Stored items
[START]

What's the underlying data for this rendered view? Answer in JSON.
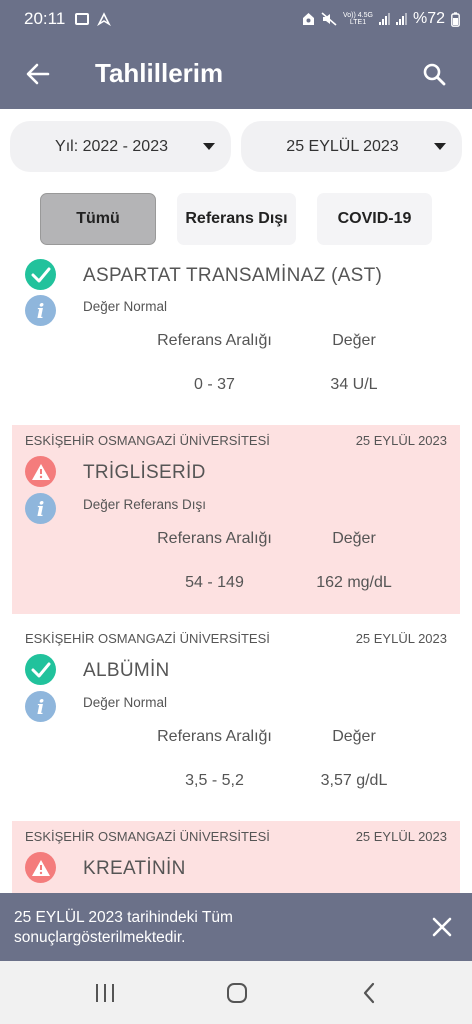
{
  "status_bar": {
    "time": "20:11",
    "network_top": "Vo)) 4.5G",
    "network_bottom": "LTE1",
    "battery": "%72"
  },
  "app_bar": {
    "title": "Tahlillerim",
    "icons": [
      "back-arrow-icon",
      "search-icon"
    ]
  },
  "filters": {
    "year_select": "Yıl: 2022 - 2023",
    "date_select": "25 EYLÜL 2023"
  },
  "tabs": [
    {
      "label": "Tümü",
      "active": true
    },
    {
      "label": "Referans Dışı",
      "active": false
    },
    {
      "label": "COVID-19",
      "active": false
    }
  ],
  "results": [
    {
      "institution": "",
      "date": "",
      "name": "ASPARTAT TRANSAMİNAZ (AST)",
      "status": "Değer Normal",
      "status_icon": "check-icon",
      "ref_header": "Referans Aralığı",
      "value_header": "Değer",
      "range": "0 - 37",
      "value": "34 U/L",
      "out_of_range": false
    },
    {
      "institution": "ESKİŞEHİR OSMANGAZİ ÜNİVERSİTESİ",
      "date": "25 EYLÜL 2023",
      "name": "TRİGLİSERİD",
      "status": "Değer Referans Dışı",
      "status_icon": "warning-icon",
      "ref_header": "Referans Aralığı",
      "value_header": "Değer",
      "range": "54 - 149",
      "value": "162 mg/dL",
      "out_of_range": true
    },
    {
      "institution": "ESKİŞEHİR OSMANGAZİ ÜNİVERSİTESİ",
      "date": "25 EYLÜL 2023",
      "name": "ALBÜMİN",
      "status": "Değer Normal",
      "status_icon": "check-icon",
      "ref_header": "Referans Aralığı",
      "value_header": "Değer",
      "range": "3,5 - 5,2",
      "value": "3,57 g/dL",
      "out_of_range": false
    },
    {
      "institution": "ESKİŞEHİR OSMANGAZİ ÜNİVERSİTESİ",
      "date": "25 EYLÜL 2023",
      "name": "KREATİNİN",
      "status_icon": "warning-icon",
      "out_of_range": true
    }
  ],
  "snackbar": {
    "line1": "25 EYLÜL 2023 tarihindeki Tüm",
    "line2": "sonuçlargösterilmektedir."
  },
  "colors": {
    "app_bar": "#6b7189",
    "normal_icon": "#21c29c",
    "warning_icon": "#f47c7c",
    "out_of_range_bg": "#fde1e1",
    "info_icon": "#8fb6dc"
  }
}
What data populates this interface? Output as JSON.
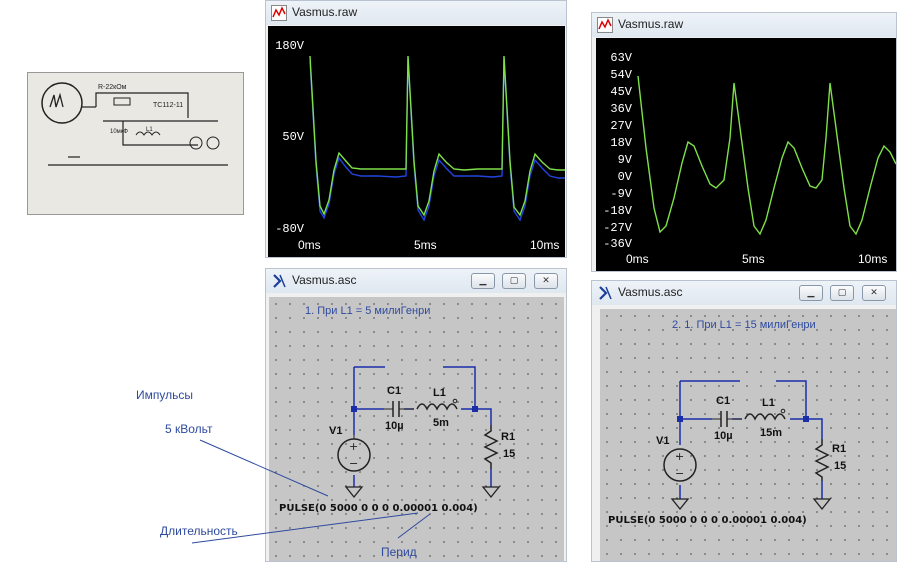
{
  "photo": {
    "note_text": "R-22кОм",
    "note2": "TC112-11",
    "note3": "10мкФ",
    "note4": "L1"
  },
  "raw_left": {
    "title": "Vasmus.raw",
    "y_ticks": [
      "180V",
      "50V",
      "-80V"
    ],
    "x_ticks": [
      "0ms",
      "5ms",
      "10ms"
    ]
  },
  "raw_right": {
    "title": "Vasmus.raw",
    "y_ticks": [
      "63V",
      "54V",
      "45V",
      "36V",
      "27V",
      "18V",
      "9V",
      "0V",
      "-9V",
      "-18V",
      "-27V",
      "-36V"
    ],
    "x_ticks": [
      "0ms",
      "5ms",
      "10ms"
    ]
  },
  "asc_left": {
    "title": "Vasmus.asc",
    "heading": "1. При L1 = 5 милиГенри",
    "c1": "C1",
    "c1_val": "10µ",
    "l1": "L1",
    "l1_val": "5m",
    "r1": "R1",
    "r1_val": "15",
    "v1": "V1",
    "pulse": "PULSE(0 5000 0 0 0 0.00001 0.004)"
  },
  "asc_right": {
    "title": "Vasmus.asc",
    "heading": "2. 1. При L1 = 15 милиГенри",
    "c1": "C1",
    "c1_val": "10µ",
    "l1": "L1",
    "l1_val": "15m",
    "r1": "R1",
    "r1_val": "15",
    "v1": "V1",
    "pulse": "PULSE(0 5000 0 0 0 0.00001 0.004)"
  },
  "annotations": {
    "impulses": "Импульсы",
    "kv": "5 кВольт",
    "duration": "Длительность",
    "period": "Перид"
  },
  "colors": {
    "trace_green": "#7fe04a",
    "trace_blue": "#2244dd",
    "annotation": "#2e4a9e"
  }
}
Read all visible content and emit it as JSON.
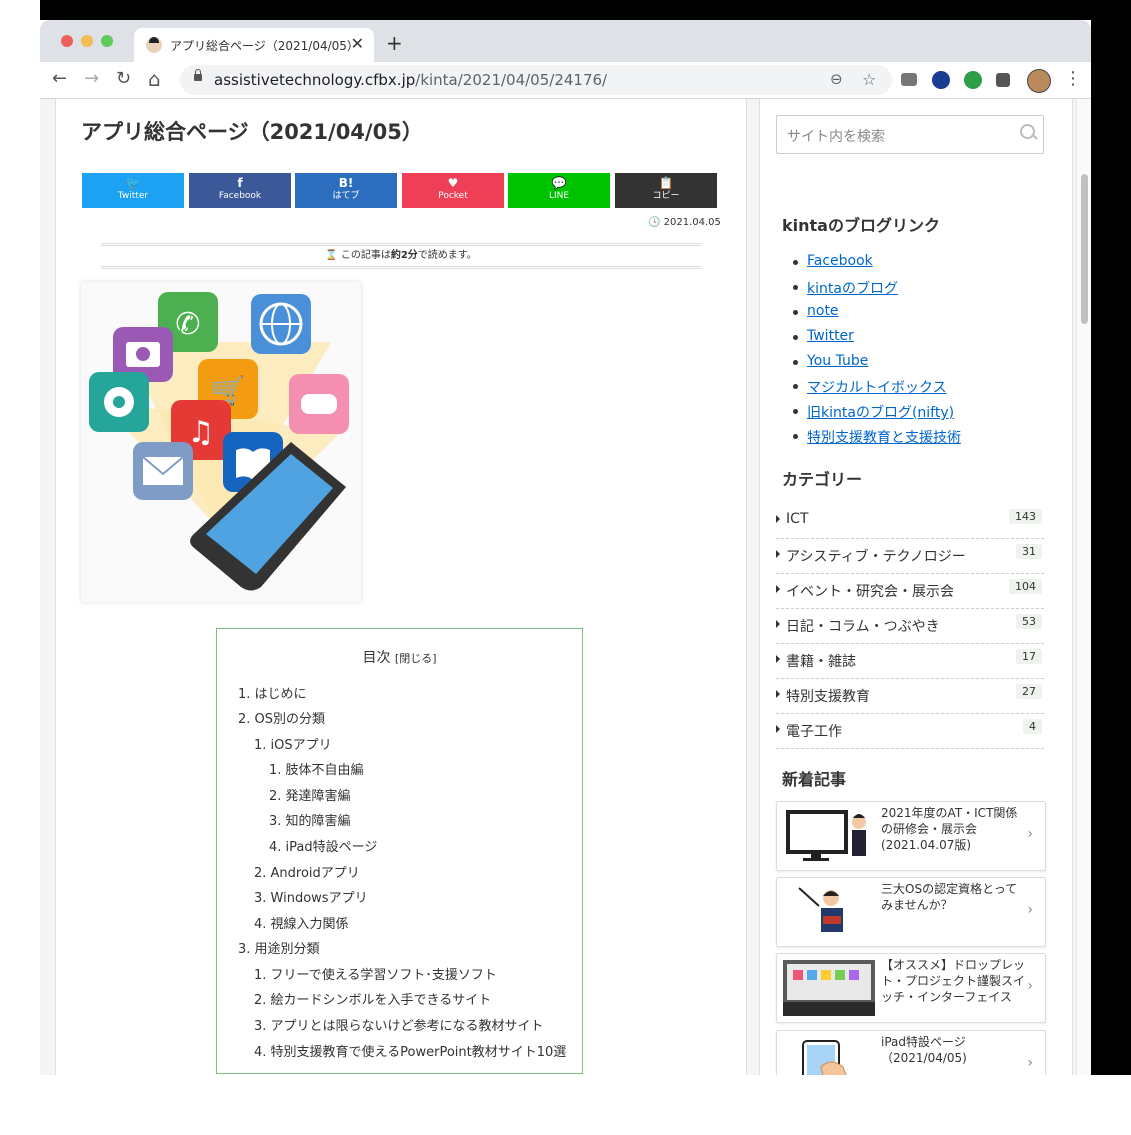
{
  "browser": {
    "tab_title": "アプリ総合ページ（2021/04/05）",
    "tab_close": "✕",
    "new_tab": "+",
    "url_domain": "assistivetechnology.cfbx.jp",
    "url_path": "/kinta/2021/04/05/24176/",
    "nav": {
      "back": "←",
      "forward": "→",
      "reload": "↻",
      "home": "⌂"
    },
    "omni": {
      "zoom": "⊖",
      "star": "☆"
    },
    "menu": "⋮",
    "extensions": [
      {
        "name": "camera",
        "color": "#777777"
      },
      {
        "name": "k-extension",
        "color": "#1a3d8f"
      },
      {
        "name": "green-extension",
        "color": "#2e9e4a"
      },
      {
        "name": "puzzle",
        "color": "#555555"
      }
    ]
  },
  "article": {
    "title": "アプリ総合ページ（2021/04/05）",
    "share_buttons": [
      {
        "icon": "🐦",
        "label": "Twitter",
        "color": "#1da1f2"
      },
      {
        "icon": "f",
        "label": "Facebook",
        "color": "#3b5998"
      },
      {
        "icon": "B!",
        "label": "はてブ",
        "color": "#2c6ebd"
      },
      {
        "icon": "♥",
        "label": "Pocket",
        "color": "#ef3f56"
      },
      {
        "icon": "💬",
        "label": "LINE",
        "color": "#00c300"
      },
      {
        "icon": "📋",
        "label": "コピー",
        "color": "#333333"
      }
    ],
    "date": "🕓 2021.04.05",
    "read_time_prefix": "⌛ この記事は",
    "read_time_value": "約2分",
    "read_time_suffix": "で読めます。",
    "toc": {
      "title": "目次",
      "toggle": "[閉じる]",
      "items": [
        "1. はじめに",
        "2. OS別の分類",
        "1. iOSアプリ",
        "1. 肢体不自由編",
        "2. 発達障害編",
        "3. 知的障害編",
        "4. iPad特設ページ",
        "2. Androidアプリ",
        "3. Windowsアプリ",
        "4. 視線入力関係",
        "3. 用途別分類",
        "1. フリーで使える学習ソフト･支援ソフト",
        "2. 絵カードシンボルを入手できるサイト",
        "3. アプリとは限らないけど参考になる教材サイト",
        "4. 特別支援教育で使えるPowerPoint教材サイト10選"
      ]
    }
  },
  "sidebar": {
    "search_placeholder": "サイト内を検索",
    "links_heading": "kintaのブログリンク",
    "links": [
      "Facebook",
      "kintaのブログ",
      "note",
      "Twitter",
      "You Tube",
      "マジカルトイボックス",
      "旧kintaのブログ(nifty)",
      "特別支援教育と支援技術"
    ],
    "category_heading": "カテゴリー",
    "categories": [
      {
        "name": "ICT",
        "count": "143"
      },
      {
        "name": "アシスティブ・テクノロジー",
        "count": "31"
      },
      {
        "name": "イベント・研究会・展示会",
        "count": "104"
      },
      {
        "name": "日記・コラム・つぶやき",
        "count": "53"
      },
      {
        "name": "書籍・雑誌",
        "count": "17"
      },
      {
        "name": "特別支援教育",
        "count": "27"
      },
      {
        "name": "電子工作",
        "count": "4"
      }
    ],
    "recent_heading": "新着記事",
    "recent": [
      {
        "title": "2021年度のAT・ICT関係の研修会・展示会(2021.04.07版)"
      },
      {
        "title": "三大OSの認定資格とってみませんか？"
      },
      {
        "title": "【オススメ】ドロップレット・プロジェクト謹製スイッチ・インターフェイス"
      },
      {
        "title": "iPad特設ページ（2021/04/05)"
      }
    ],
    "arrow": "›"
  }
}
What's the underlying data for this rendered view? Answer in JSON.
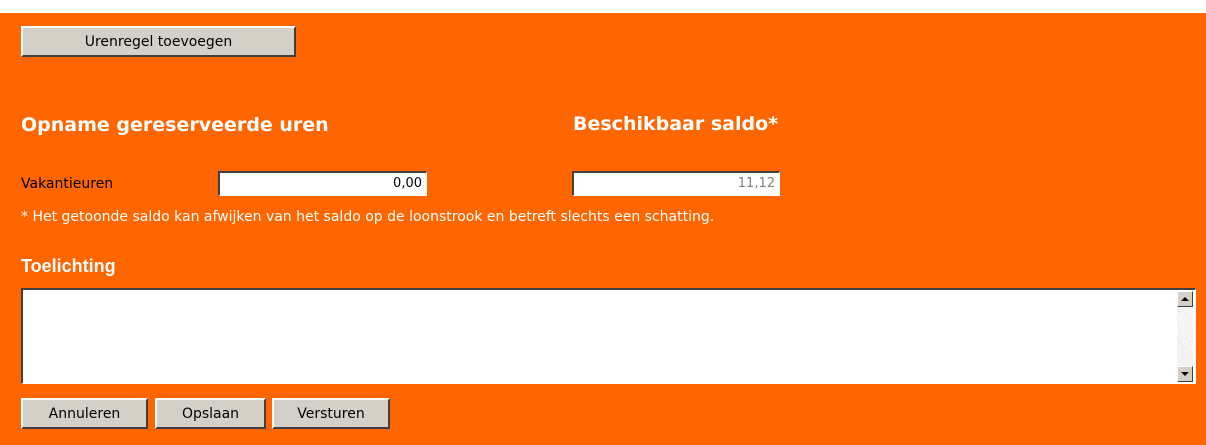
{
  "colors": {
    "panel_background": "#ff6600",
    "heading_text": "#ffffff",
    "button_face": "#d4d0c8"
  },
  "toolbar": {
    "add_hour_line_label": "Urenregel toevoegen"
  },
  "headings": {
    "withdrawal": "Opname gereserveerde uren",
    "available_balance": "Beschikbaar saldo*",
    "explanation": "Toelichting"
  },
  "row": {
    "label": "Vakantieuren",
    "hours_value": "0,00",
    "balance_value": "11,12"
  },
  "footnote": "* Het getoonde saldo kan afwijken van het saldo op de loonstrook en betreft slechts een schatting.",
  "explanation_text": "",
  "actions": {
    "cancel_label": "Annuleren",
    "save_label": "Opslaan",
    "send_label": "Versturen"
  },
  "icons": {
    "scroll_up": "scroll-up-arrow-icon",
    "scroll_down": "scroll-down-arrow-icon"
  }
}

[END]

Exercise — Work out the number of lines in this listing that include the word "scroll". Reply with that number only.

Written reply — 2